Challenge.
All of the material should be reproduced exactly, with pictures left out.

Exercise input.
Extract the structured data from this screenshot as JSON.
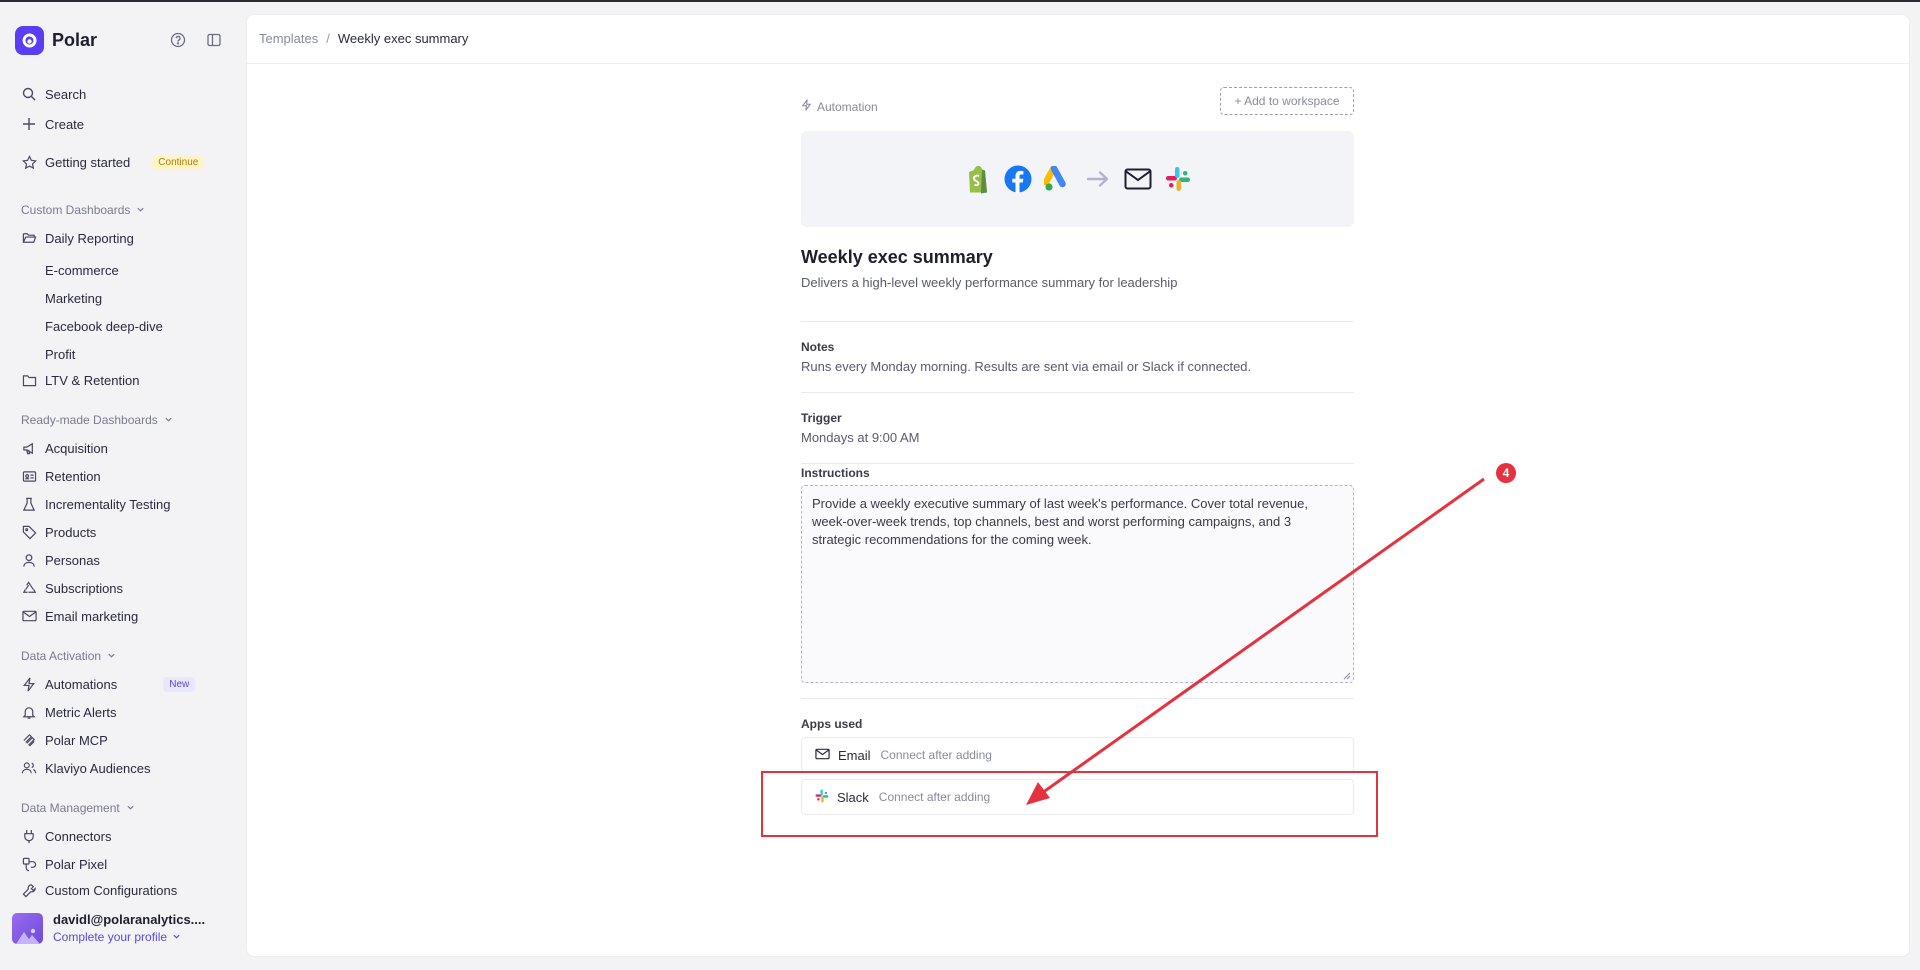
{
  "app": {
    "name": "Polar"
  },
  "sidebar": {
    "top_items": [
      {
        "label": "Search",
        "icon": "search-icon"
      },
      {
        "label": "Create",
        "icon": "plus-icon"
      },
      {
        "label": "Getting started",
        "icon": "star-icon",
        "badge": "Continue"
      }
    ],
    "custom_dashboards": {
      "title": "Custom Dashboards",
      "folders": [
        {
          "label": "Daily Reporting",
          "children": [
            "E-commerce",
            "Marketing",
            "Facebook deep-dive",
            "Profit"
          ]
        },
        {
          "label": "LTV & Retention"
        }
      ]
    },
    "ready_made": {
      "title": "Ready-made Dashboards",
      "items": [
        {
          "label": "Acquisition",
          "icon": "megaphone-icon"
        },
        {
          "label": "Retention",
          "icon": "id-card-icon"
        },
        {
          "label": "Incrementality Testing",
          "icon": "flask-icon"
        },
        {
          "label": "Products",
          "icon": "tag-icon"
        },
        {
          "label": "Personas",
          "icon": "user-icon"
        },
        {
          "label": "Subscriptions",
          "icon": "recycle-icon"
        },
        {
          "label": "Email marketing",
          "icon": "mail-icon"
        }
      ]
    },
    "data_activation": {
      "title": "Data Activation",
      "items": [
        {
          "label": "Automations",
          "icon": "zap-icon",
          "badge": "New"
        },
        {
          "label": "Metric Alerts",
          "icon": "bell-icon"
        },
        {
          "label": "Polar MCP",
          "icon": "mcp-icon"
        },
        {
          "label": "Klaviyo Audiences",
          "icon": "users-icon"
        }
      ]
    },
    "data_management": {
      "title": "Data Management",
      "items": [
        {
          "label": "Connectors",
          "icon": "plug-icon"
        },
        {
          "label": "Polar Pixel",
          "icon": "pixel-icon"
        },
        {
          "label": "Custom Configurations",
          "icon": "wrench-icon"
        }
      ]
    },
    "user": {
      "email": "davidl@polaranalytics....",
      "profile_link": "Complete your profile"
    }
  },
  "breadcrumb": {
    "parent": "Templates",
    "separator": "/",
    "current": "Weekly exec summary"
  },
  "template": {
    "category": "Automation",
    "add_button": "+ Add to workspace",
    "hero_apps": [
      "shopify-icon",
      "facebook-icon",
      "google-ads-icon",
      "arrow-right-icon",
      "mail-icon",
      "slack-icon"
    ],
    "title": "Weekly exec summary",
    "description": "Delivers a high-level weekly performance summary for leadership",
    "notes_label": "Notes",
    "notes": "Runs every Monday morning. Results are sent via email or Slack if connected.",
    "trigger_label": "Trigger",
    "trigger": "Mondays at 9:00 AM",
    "instructions_label": "Instructions",
    "instructions": "Provide a weekly executive summary of last week's performance. Cover total revenue, week-over-week trends, top channels, best and worst performing campaigns, and 3 strategic recommendations for the coming week.",
    "apps_label": "Apps used",
    "apps": [
      {
        "name": "Email",
        "hint": "Connect after adding",
        "icon": "mail-icon"
      },
      {
        "name": "Slack",
        "hint": "Connect after adding",
        "icon": "slack-icon"
      }
    ]
  },
  "annotation": {
    "step": "4",
    "color": "#e5323f"
  },
  "colors": {
    "brand": "#5b3df5",
    "badge_continue_bg": "#fff3c8",
    "badge_new_bg": "#e9e7fb"
  }
}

Written reply.
Extract the structured data from this screenshot as JSON.
{
  "app": {
    "name": "Polar"
  },
  "sidebar": {
    "top_items": [
      {
        "label": "Search",
        "icon": "search-icon"
      },
      {
        "label": "Create",
        "icon": "plus-icon"
      },
      {
        "label": "Getting started",
        "icon": "star-icon",
        "badge": "Continue"
      }
    ],
    "custom_dashboards": {
      "title": "Custom Dashboards",
      "folders": [
        {
          "label": "Daily Reporting",
          "children": [
            "E-commerce",
            "Marketing",
            "Facebook deep-dive",
            "Profit"
          ]
        },
        {
          "label": "LTV & Retention"
        }
      ]
    },
    "ready_made": {
      "title": "Ready-made Dashboards",
      "items": [
        {
          "label": "Acquisition",
          "icon": "megaphone-icon"
        },
        {
          "label": "Retention",
          "icon": "id-card-icon"
        },
        {
          "label": "Incrementality Testing",
          "icon": "flask-icon"
        },
        {
          "label": "Products",
          "icon": "tag-icon"
        },
        {
          "label": "Personas",
          "icon": "user-icon"
        },
        {
          "label": "Subscriptions",
          "icon": "recycle-icon"
        },
        {
          "label": "Email marketing",
          "icon": "mail-icon"
        }
      ]
    },
    "data_activation": {
      "title": "Data Activation",
      "items": [
        {
          "label": "Automations",
          "icon": "zap-icon",
          "badge": "New"
        },
        {
          "label": "Metric Alerts",
          "icon": "bell-icon"
        },
        {
          "label": "Polar MCP",
          "icon": "mcp-icon"
        },
        {
          "label": "Klaviyo Audiences",
          "icon": "users-icon"
        }
      ]
    },
    "data_management": {
      "title": "Data Management",
      "items": [
        {
          "label": "Connectors",
          "icon": "plug-icon"
        },
        {
          "label": "Polar Pixel",
          "icon": "pixel-icon"
        },
        {
          "label": "Custom Configurations",
          "icon": "wrench-icon"
        }
      ]
    },
    "user": {
      "email": "davidl@polaranalytics....",
      "profile_link": "Complete your profile"
    }
  },
  "breadcrumb": {
    "parent": "Templates",
    "separator": "/",
    "current": "Weekly exec summary"
  },
  "template": {
    "category": "Automation",
    "add_button": "+ Add to workspace",
    "hero_apps": [
      "shopify-icon",
      "facebook-icon",
      "google-ads-icon",
      "arrow-right-icon",
      "mail-icon",
      "slack-icon"
    ],
    "title": "Weekly exec summary",
    "description": "Delivers a high-level weekly performance summary for leadership",
    "notes_label": "Notes",
    "notes": "Runs every Monday morning. Results are sent via email or Slack if connected.",
    "trigger_label": "Trigger",
    "trigger": "Mondays at 9:00 AM",
    "instructions_label": "Instructions",
    "instructions": "Provide a weekly executive summary of last week's performance. Cover total revenue, week-over-week trends, top channels, best and worst performing campaigns, and 3 strategic recommendations for the coming week.",
    "apps_label": "Apps used",
    "apps": [
      {
        "name": "Email",
        "hint": "Connect after adding",
        "icon": "mail-icon"
      },
      {
        "name": "Slack",
        "hint": "Connect after adding",
        "icon": "slack-icon"
      }
    ]
  },
  "annotation": {
    "step": "4",
    "color": "#e5323f"
  },
  "colors": {
    "brand": "#5b3df5",
    "badge_continue_bg": "#fff3c8",
    "badge_new_bg": "#e9e7fb"
  }
}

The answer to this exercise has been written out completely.